Begin SUPPLIED DATA

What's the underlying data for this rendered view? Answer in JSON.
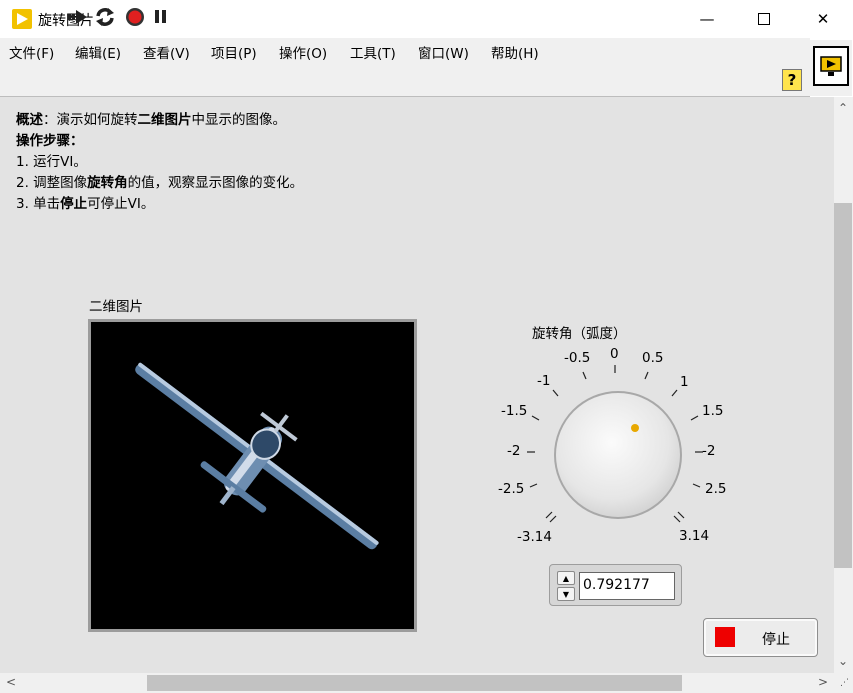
{
  "window": {
    "title": "旋转图片"
  },
  "menu": [
    "文件(F)",
    "编辑(E)",
    "查看(V)",
    "项目(P)",
    "操作(O)",
    "工具(T)",
    "窗口(W)",
    "帮助(H)"
  ],
  "toolbar": {
    "help_label": "?"
  },
  "description": {
    "line1_prefix": "概述",
    "line1_a": "：演示如何旋转",
    "line1_b": "二维图片",
    "line1_c": "中显示的图像。",
    "line2": "操作步骤：",
    "line3": "1. 运行VI。",
    "line4_a": "2. 调整图像",
    "line4_b": "旋转角",
    "line4_c": "的值，观察显示图像的变化。",
    "line5_a": "3. 单击",
    "line5_b": "停止",
    "line5_c": "可停止VI。"
  },
  "picture": {
    "label": "二维图片"
  },
  "knob": {
    "label": "旋转角（弧度）",
    "ticks": [
      "-3.14",
      "-2.5",
      "-2",
      "-1.5",
      "-1",
      "-0.5",
      "0",
      "0.5",
      "1",
      "1.5",
      "-2",
      "2.5",
      "3.14"
    ],
    "value": "0.792177",
    "indicator_color": "#e8a800"
  },
  "stop_button": {
    "label": "停止",
    "led_color": "#ee0000"
  }
}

End SUPPLIED DATA

* [WORK REQUIRED]:
Copy the data word for word. Pictures do not go in the copy.

* [OUTPUT OF THE TASK]:
What's the underlying data for this rendered view? Answer in JSON.
{
  "window": {
    "title": "旋转图片"
  },
  "menu": [
    "文件(F)",
    "编辑(E)",
    "查看(V)",
    "项目(P)",
    "操作(O)",
    "工具(T)",
    "窗口(W)",
    "帮助(H)"
  ],
  "toolbar": {
    "help_label": "?"
  },
  "description": {
    "line1_prefix": "概述",
    "line1_a": "：演示如何旋转",
    "line1_b": "二维图片",
    "line1_c": "中显示的图像。",
    "line2": "操作步骤：",
    "line3": "1. 运行VI。",
    "line4_a": "2. 调整图像",
    "line4_b": "旋转角",
    "line4_c": "的值，观察显示图像的变化。",
    "line5_a": "3. 单击",
    "line5_b": "停止",
    "line5_c": "可停止VI。"
  },
  "picture": {
    "label": "二维图片"
  },
  "knob": {
    "label": "旋转角（弧度）",
    "ticks": [
      "-3.14",
      "-2.5",
      "-2",
      "-1.5",
      "-1",
      "-0.5",
      "0",
      "0.5",
      "1",
      "1.5",
      "-2",
      "2.5",
      "3.14"
    ],
    "value": "0.792177",
    "indicator_color": "#e8a800"
  },
  "stop_button": {
    "label": "停止",
    "led_color": "#ee0000"
  }
}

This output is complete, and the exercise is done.